TASK GOAL: Show all lines that include the string "love"; copy each one.

====== DATA SUPPLIED ======

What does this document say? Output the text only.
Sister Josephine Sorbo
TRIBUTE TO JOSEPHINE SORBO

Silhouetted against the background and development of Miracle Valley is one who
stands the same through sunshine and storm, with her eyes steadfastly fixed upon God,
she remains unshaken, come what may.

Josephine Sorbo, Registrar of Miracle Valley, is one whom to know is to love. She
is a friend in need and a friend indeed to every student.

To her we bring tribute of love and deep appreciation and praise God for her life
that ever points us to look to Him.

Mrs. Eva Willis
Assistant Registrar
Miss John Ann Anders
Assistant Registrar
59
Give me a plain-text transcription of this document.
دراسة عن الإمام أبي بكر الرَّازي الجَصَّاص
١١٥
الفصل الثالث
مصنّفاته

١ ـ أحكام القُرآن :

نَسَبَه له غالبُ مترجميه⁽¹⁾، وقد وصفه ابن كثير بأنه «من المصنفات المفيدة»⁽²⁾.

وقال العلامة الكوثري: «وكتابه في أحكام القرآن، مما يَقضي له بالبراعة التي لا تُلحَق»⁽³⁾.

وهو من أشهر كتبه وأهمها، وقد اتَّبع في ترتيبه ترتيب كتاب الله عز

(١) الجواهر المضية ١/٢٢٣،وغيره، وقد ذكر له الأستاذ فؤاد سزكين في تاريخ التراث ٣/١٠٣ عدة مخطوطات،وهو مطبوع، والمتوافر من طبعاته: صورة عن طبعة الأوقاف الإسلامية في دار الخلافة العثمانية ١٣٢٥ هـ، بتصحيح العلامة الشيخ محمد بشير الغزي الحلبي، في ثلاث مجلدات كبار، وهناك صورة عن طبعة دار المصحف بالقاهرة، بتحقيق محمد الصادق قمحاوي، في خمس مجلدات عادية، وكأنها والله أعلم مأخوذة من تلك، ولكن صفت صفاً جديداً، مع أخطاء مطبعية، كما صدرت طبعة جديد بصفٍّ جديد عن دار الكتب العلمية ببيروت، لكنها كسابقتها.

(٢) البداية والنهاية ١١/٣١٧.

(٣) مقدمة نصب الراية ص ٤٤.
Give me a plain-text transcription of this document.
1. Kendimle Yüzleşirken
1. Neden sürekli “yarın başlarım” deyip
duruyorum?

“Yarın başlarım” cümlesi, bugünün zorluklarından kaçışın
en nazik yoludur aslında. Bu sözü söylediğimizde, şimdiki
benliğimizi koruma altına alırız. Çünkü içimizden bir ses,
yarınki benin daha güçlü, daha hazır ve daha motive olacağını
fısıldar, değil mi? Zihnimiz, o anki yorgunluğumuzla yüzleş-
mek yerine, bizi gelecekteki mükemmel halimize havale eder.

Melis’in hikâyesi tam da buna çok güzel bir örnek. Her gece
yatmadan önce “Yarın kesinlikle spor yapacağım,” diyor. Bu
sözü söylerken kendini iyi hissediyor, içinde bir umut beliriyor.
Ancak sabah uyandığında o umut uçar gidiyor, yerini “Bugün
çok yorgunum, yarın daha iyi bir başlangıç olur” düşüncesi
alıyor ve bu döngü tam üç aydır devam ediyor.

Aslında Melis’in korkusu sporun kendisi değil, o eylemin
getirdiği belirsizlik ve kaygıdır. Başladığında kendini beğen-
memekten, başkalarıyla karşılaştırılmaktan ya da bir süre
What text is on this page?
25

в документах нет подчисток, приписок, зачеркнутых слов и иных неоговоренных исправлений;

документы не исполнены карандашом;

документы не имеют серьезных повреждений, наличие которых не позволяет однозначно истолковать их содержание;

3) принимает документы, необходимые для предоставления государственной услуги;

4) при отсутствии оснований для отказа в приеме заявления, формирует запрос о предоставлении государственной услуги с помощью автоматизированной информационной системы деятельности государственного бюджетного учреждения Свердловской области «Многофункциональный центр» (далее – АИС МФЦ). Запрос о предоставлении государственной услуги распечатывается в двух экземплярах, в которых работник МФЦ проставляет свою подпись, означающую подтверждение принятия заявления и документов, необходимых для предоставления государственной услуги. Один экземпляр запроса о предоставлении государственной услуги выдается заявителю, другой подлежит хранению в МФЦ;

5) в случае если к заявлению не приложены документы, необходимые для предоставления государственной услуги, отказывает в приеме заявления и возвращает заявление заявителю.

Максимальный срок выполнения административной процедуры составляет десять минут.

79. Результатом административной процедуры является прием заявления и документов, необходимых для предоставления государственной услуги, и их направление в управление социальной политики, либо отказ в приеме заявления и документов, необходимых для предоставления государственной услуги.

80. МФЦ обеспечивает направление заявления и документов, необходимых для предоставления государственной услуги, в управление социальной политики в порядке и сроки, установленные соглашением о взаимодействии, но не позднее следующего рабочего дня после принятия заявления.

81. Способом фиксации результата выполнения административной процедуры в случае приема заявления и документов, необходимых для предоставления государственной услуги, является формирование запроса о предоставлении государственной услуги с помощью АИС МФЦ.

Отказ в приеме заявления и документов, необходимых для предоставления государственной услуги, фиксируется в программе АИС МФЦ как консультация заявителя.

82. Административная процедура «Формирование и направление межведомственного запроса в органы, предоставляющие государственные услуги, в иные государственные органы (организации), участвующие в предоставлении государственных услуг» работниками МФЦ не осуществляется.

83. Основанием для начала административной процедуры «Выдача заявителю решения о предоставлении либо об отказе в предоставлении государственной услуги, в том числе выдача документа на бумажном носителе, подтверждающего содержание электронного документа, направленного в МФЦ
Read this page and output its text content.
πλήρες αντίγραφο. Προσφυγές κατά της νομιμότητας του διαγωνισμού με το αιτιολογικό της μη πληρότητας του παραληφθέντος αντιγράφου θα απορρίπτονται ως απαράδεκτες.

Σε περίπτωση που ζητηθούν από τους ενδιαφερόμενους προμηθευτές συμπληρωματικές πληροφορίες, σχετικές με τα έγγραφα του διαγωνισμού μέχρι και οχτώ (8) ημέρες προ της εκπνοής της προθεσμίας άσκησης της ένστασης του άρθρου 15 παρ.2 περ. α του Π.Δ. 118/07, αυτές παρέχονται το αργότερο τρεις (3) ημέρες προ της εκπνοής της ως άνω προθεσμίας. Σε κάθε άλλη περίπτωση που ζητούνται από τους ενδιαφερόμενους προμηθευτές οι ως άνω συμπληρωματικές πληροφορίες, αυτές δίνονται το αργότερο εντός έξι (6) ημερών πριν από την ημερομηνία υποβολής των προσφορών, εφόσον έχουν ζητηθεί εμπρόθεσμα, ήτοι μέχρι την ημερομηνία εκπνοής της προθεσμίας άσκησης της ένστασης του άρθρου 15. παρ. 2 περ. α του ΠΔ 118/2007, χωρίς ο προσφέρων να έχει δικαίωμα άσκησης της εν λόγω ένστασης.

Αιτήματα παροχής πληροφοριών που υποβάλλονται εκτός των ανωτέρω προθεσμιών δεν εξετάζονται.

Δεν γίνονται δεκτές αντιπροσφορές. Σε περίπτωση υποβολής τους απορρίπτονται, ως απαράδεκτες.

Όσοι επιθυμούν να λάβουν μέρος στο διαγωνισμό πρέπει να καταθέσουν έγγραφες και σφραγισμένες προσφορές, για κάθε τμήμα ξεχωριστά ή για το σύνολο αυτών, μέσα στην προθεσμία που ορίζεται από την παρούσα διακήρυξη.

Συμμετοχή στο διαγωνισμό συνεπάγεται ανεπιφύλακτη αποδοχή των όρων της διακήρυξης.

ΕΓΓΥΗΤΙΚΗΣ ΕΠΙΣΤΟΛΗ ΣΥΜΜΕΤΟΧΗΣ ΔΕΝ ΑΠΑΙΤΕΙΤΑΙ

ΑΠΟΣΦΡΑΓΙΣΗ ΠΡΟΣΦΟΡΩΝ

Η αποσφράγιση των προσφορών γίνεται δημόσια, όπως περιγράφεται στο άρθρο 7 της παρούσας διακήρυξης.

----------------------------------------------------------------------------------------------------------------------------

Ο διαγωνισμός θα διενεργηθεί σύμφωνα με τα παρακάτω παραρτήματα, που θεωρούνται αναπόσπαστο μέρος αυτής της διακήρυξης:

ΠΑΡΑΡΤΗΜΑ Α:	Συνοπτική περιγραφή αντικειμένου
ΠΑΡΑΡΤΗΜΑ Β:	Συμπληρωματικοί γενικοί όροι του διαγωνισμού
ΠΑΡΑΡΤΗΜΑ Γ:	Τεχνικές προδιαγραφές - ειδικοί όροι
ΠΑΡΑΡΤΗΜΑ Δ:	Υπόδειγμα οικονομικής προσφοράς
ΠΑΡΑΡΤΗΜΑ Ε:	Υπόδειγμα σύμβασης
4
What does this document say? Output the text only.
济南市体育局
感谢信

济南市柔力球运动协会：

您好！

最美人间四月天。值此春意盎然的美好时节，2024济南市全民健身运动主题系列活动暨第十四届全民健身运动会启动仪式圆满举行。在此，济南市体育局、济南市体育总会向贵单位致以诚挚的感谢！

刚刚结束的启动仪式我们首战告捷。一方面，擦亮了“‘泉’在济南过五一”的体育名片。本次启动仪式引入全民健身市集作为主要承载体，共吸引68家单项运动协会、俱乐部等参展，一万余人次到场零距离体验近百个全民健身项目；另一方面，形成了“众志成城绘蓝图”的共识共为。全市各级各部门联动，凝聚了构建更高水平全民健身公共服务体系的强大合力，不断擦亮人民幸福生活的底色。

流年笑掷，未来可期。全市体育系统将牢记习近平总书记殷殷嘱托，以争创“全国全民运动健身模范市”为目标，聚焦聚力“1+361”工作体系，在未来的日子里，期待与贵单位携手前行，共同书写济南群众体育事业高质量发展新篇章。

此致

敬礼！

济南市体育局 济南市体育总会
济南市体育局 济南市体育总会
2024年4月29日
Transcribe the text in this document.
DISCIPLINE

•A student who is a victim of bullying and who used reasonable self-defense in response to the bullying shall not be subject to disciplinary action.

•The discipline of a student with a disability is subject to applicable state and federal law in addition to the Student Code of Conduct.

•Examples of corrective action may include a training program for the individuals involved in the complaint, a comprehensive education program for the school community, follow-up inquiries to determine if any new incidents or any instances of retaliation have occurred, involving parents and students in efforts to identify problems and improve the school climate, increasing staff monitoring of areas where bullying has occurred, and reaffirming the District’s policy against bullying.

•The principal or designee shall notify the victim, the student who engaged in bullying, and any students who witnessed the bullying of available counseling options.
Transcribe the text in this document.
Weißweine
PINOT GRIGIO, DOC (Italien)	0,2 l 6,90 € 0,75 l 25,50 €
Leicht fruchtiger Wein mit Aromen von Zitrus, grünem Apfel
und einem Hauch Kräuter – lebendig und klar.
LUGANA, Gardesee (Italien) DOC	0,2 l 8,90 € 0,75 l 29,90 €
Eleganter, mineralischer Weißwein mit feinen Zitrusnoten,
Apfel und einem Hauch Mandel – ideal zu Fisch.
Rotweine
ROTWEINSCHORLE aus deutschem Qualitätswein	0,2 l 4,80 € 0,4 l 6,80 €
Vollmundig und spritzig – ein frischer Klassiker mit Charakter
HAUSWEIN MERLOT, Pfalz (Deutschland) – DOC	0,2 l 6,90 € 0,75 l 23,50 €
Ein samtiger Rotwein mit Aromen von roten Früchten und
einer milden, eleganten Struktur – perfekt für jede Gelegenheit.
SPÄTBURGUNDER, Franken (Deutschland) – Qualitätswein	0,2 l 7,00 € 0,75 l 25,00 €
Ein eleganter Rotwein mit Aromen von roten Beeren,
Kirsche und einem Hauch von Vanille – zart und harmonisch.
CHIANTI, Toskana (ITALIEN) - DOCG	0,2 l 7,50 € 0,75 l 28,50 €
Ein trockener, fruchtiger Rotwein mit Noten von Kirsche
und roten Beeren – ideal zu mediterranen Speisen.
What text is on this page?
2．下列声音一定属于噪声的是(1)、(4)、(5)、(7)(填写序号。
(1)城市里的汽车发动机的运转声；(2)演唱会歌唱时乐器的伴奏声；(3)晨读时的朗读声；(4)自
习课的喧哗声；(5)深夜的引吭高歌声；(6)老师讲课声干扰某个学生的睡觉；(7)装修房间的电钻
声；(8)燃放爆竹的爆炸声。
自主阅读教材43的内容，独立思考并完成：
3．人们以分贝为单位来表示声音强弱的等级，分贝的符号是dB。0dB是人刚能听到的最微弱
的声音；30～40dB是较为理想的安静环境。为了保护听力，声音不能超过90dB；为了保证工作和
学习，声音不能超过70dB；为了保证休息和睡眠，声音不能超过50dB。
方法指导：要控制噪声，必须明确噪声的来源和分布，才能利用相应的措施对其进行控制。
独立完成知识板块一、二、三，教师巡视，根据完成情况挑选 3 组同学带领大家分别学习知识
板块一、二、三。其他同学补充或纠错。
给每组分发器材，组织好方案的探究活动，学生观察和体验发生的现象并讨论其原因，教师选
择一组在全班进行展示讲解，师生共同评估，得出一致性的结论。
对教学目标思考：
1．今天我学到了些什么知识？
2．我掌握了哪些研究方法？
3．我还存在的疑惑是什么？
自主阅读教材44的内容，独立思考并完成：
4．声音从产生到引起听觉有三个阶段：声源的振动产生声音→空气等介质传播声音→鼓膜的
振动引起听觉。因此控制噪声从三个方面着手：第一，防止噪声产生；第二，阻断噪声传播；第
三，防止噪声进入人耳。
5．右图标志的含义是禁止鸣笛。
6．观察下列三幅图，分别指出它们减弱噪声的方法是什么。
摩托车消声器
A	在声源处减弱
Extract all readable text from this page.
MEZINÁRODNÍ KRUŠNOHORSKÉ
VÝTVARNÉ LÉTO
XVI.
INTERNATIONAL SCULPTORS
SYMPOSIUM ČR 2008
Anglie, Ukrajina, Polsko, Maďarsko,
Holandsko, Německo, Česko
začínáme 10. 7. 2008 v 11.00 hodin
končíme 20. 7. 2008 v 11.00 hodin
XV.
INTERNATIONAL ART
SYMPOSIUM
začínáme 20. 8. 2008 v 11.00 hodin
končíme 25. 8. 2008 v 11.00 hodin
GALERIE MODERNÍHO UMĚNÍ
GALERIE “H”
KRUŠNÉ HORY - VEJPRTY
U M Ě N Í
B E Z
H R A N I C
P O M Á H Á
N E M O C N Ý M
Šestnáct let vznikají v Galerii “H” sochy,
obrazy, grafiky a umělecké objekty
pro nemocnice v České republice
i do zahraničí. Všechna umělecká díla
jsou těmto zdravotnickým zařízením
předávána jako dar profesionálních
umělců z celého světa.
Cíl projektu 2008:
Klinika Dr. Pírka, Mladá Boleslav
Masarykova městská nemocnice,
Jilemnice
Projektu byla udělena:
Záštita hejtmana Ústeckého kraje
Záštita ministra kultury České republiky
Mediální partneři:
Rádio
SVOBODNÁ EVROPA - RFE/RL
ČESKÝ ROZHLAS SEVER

======

WORKED SOLUTION:
Josephine Sorbo, Registrar of Miracle Valley, is one whom to know is to love. She
To her we bring tribute of love and deep appreciation and praise God for her life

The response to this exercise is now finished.